- [SOURCE DATA]
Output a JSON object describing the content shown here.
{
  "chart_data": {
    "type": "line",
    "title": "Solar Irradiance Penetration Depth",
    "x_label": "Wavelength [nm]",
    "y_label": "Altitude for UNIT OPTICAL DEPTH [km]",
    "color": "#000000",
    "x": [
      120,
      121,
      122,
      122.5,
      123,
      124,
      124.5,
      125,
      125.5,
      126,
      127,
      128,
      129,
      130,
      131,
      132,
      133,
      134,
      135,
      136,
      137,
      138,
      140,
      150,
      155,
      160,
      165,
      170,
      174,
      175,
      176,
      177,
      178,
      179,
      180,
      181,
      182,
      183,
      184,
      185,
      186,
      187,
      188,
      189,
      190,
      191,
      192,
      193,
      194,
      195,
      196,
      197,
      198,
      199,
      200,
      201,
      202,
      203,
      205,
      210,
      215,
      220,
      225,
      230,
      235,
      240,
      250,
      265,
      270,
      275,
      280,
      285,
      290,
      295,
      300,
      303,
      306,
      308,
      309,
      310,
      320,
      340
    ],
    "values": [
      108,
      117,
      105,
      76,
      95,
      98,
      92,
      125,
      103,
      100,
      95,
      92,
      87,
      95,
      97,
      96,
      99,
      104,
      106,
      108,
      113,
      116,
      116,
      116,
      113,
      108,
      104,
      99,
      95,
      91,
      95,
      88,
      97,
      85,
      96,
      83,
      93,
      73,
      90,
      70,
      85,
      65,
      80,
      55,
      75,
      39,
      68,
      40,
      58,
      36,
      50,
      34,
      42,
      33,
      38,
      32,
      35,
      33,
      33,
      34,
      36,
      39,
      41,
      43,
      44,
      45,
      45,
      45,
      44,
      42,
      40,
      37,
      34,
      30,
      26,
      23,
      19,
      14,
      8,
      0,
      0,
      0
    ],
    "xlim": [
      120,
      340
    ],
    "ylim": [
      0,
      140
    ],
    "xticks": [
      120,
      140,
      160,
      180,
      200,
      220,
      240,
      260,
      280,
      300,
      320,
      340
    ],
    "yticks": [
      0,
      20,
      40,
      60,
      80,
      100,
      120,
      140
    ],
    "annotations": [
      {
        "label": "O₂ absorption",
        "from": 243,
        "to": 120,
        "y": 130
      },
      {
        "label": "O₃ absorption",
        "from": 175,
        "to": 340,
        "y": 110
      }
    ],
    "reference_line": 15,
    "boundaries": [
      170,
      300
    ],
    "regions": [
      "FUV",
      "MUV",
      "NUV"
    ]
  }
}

- [PROBLEM TO WORK ON] Write out the entries above once more, without altering anything.

- [TASK OUTPUT]
Output a JSON object describing the content shown here.
{
  "chart_data": {
    "type": "line",
    "title": "Solar Irradiance Penetration Depth",
    "x_label": "Wavelength [nm]",
    "y_label": "Altitude for UNIT OPTICAL DEPTH [km]",
    "color": "#000000",
    "x": [
      120,
      121,
      122,
      122.5,
      123,
      124,
      124.5,
      125,
      125.5,
      126,
      127,
      128,
      129,
      130,
      131,
      132,
      133,
      134,
      135,
      136,
      137,
      138,
      140,
      150,
      155,
      160,
      165,
      170,
      174,
      175,
      176,
      177,
      178,
      179,
      180,
      181,
      182,
      183,
      184,
      185,
      186,
      187,
      188,
      189,
      190,
      191,
      192,
      193,
      194,
      195,
      196,
      197,
      198,
      199,
      200,
      201,
      202,
      203,
      205,
      210,
      215,
      220,
      225,
      230,
      235,
      240,
      250,
      265,
      270,
      275,
      280,
      285,
      290,
      295,
      300,
      303,
      306,
      308,
      309,
      310,
      320,
      340
    ],
    "values": [
      108,
      117,
      105,
      76,
      95,
      98,
      92,
      125,
      103,
      100,
      95,
      92,
      87,
      95,
      97,
      96,
      99,
      104,
      106,
      108,
      113,
      116,
      116,
      116,
      113,
      108,
      104,
      99,
      95,
      91,
      95,
      88,
      97,
      85,
      96,
      83,
      93,
      73,
      90,
      70,
      85,
      65,
      80,
      55,
      75,
      39,
      68,
      40,
      58,
      36,
      50,
      34,
      42,
      33,
      38,
      32,
      35,
      33,
      33,
      34,
      36,
      39,
      41,
      43,
      44,
      45,
      45,
      45,
      44,
      42,
      40,
      37,
      34,
      30,
      26,
      23,
      19,
      14,
      8,
      0,
      0,
      0
    ],
    "xlim": [
      120,
      340
    ],
    "ylim": [
      0,
      140
    ],
    "xticks": [
      120,
      140,
      160,
      180,
      200,
      220,
      240,
      260,
      280,
      300,
      320,
      340
    ],
    "yticks": [
      0,
      20,
      40,
      60,
      80,
      100,
      120,
      140
    ],
    "annotations": [
      {
        "label": "O₂ absorption",
        "from": 243,
        "to": 120,
        "y": 130
      },
      {
        "label": "O₃ absorption",
        "from": 175,
        "to": 340,
        "y": 110
      }
    ],
    "reference_line": 15,
    "boundaries": [
      170,
      300
    ],
    "regions": [
      "FUV",
      "MUV",
      "NUV"
    ]
  }
}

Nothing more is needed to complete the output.